/---
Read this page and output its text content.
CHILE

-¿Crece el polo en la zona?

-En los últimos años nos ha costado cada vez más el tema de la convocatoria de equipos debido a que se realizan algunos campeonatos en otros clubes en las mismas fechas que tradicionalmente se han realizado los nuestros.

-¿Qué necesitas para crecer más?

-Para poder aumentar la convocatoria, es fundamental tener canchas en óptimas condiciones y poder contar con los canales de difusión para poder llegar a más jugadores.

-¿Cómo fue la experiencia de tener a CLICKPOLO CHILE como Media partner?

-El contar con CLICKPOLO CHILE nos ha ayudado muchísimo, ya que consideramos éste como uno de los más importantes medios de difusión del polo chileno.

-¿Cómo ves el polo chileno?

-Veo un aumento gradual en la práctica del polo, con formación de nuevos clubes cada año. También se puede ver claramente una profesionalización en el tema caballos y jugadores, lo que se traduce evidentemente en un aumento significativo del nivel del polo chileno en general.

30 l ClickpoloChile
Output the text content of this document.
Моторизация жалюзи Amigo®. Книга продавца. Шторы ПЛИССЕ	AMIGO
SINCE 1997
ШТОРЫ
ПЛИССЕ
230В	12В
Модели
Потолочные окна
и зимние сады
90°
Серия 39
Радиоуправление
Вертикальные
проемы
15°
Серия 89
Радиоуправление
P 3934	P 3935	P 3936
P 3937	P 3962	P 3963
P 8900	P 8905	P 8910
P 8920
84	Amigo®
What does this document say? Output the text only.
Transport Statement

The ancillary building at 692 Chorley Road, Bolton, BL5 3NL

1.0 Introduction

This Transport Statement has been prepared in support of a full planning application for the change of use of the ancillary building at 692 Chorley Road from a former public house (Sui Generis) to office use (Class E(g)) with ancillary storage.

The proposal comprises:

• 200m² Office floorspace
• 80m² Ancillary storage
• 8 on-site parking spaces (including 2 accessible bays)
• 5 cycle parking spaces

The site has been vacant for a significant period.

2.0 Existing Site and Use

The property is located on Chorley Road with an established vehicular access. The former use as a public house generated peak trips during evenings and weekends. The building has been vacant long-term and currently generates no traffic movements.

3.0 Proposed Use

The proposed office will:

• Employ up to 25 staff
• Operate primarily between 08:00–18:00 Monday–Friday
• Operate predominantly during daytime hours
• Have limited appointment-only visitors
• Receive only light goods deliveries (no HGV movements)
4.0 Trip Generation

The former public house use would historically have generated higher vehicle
\---
| Task objective |
Repeat the entries shown above, every one, word for word.

| In response |
Read this page and output its text content.
CHILE

-¿Crece el polo en la zona?

-En los últimos años nos ha costado cada vez más el tema de la convocatoria de equipos debido a que se realizan algunos campeonatos en otros clubes en las mismas fechas que tradicionalmente se han realizado los nuestros.

-¿Qué necesitas para crecer más?

-Para poder aumentar la convocatoria, es fundamental tener canchas en óptimas condiciones y poder contar con los canales de difusión para poder llegar a más jugadores.

-¿Cómo fue la experiencia de tener a CLICKPOLO CHILE como Media partner?

-El contar con CLICKPOLO CHILE nos ha ayudado muchísimo, ya que consideramos éste como uno de los más importantes medios de difusión del polo chileno.

-¿Cómo ves el polo chileno?

-Veo un aumento gradual en la práctica del polo, con formación de nuevos clubes cada año. También se puede ver claramente una profesionalización en el tema caballos y jugadores, lo que se traduce evidentemente en un aumento significativo del nivel del polo chileno en general.

30 l ClickpoloChile
Output the text content of this document.
Моторизация жалюзи Amigo®. Книга продавца. Шторы ПЛИССЕ	AMIGO
SINCE 1997
ШТОРЫ
ПЛИССЕ
230В	12В
Модели
Потолочные окна
и зимние сады
90°
Серия 39
Радиоуправление
Вертикальные
проемы
15°
Серия 89
Радиоуправление
P 3934	P 3935	P 3936
P 3937	P 3962	P 3963
P 8900	P 8905	P 8910
P 8920
84	Amigo®
What does this document say? Output the text only.
Transport Statement

The ancillary building at 692 Chorley Road, Bolton, BL5 3NL

1.0 Introduction

This Transport Statement has been prepared in support of a full planning application for the change of use of the ancillary building at 692 Chorley Road from a former public house (Sui Generis) to office use (Class E(g)) with ancillary storage.

The proposal comprises:

• 200m² Office floorspace
• 80m² Ancillary storage
• 8 on-site parking spaces (including 2 accessible bays)
• 5 cycle parking spaces

The site has been vacant for a significant period.

2.0 Existing Site and Use

The property is located on Chorley Road with an established vehicular access. The former use as a public house generated peak trips during evenings and weekends. The building has been vacant long-term and currently generates no traffic movements.

3.0 Proposed Use

The proposed office will:

• Employ up to 25 staff
• Operate primarily between 08:00–18:00 Monday–Friday
• Operate predominantly during daytime hours
• Have limited appointment-only visitors
• Receive only light goods deliveries (no HGV movements)
4.0 Trip Generation

The former public house use would historically have generated higher vehicle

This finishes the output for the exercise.